Go through the entries below and pick out every line with "Inventory".

Data records:
◇ ◇ ◇
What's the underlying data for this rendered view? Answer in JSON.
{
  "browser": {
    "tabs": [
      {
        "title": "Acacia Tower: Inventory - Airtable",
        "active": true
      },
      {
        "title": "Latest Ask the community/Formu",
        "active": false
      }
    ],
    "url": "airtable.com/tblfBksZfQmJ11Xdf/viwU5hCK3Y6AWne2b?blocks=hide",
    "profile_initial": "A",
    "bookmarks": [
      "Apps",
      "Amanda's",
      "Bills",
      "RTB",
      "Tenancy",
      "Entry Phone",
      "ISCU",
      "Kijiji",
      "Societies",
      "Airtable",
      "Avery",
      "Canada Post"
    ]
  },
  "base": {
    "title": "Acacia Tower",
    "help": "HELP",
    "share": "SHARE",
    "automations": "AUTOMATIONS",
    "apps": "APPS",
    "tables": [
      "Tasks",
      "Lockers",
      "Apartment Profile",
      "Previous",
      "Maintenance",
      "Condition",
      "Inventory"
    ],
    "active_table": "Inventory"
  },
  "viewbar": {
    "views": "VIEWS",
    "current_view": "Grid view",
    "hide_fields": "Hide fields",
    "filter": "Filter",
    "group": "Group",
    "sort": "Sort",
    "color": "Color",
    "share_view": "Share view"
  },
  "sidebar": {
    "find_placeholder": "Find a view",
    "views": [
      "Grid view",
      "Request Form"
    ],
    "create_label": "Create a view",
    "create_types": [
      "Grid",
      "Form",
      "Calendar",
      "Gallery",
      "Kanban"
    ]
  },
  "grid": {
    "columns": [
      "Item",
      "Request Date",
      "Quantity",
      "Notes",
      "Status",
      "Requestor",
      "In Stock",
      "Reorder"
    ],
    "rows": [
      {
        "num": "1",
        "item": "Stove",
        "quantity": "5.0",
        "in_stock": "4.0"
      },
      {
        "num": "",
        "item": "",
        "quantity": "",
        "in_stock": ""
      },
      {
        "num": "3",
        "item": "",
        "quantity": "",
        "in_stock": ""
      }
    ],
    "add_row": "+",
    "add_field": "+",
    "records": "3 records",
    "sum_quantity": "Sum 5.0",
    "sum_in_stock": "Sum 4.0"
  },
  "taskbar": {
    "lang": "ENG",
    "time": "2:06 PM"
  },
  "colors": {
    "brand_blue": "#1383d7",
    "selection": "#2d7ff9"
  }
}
◇ ◇ ◇
In response:
        "title": "Acacia Tower: Inventory - Airtable",
      "Inventory"
    "active_table": "Inventory"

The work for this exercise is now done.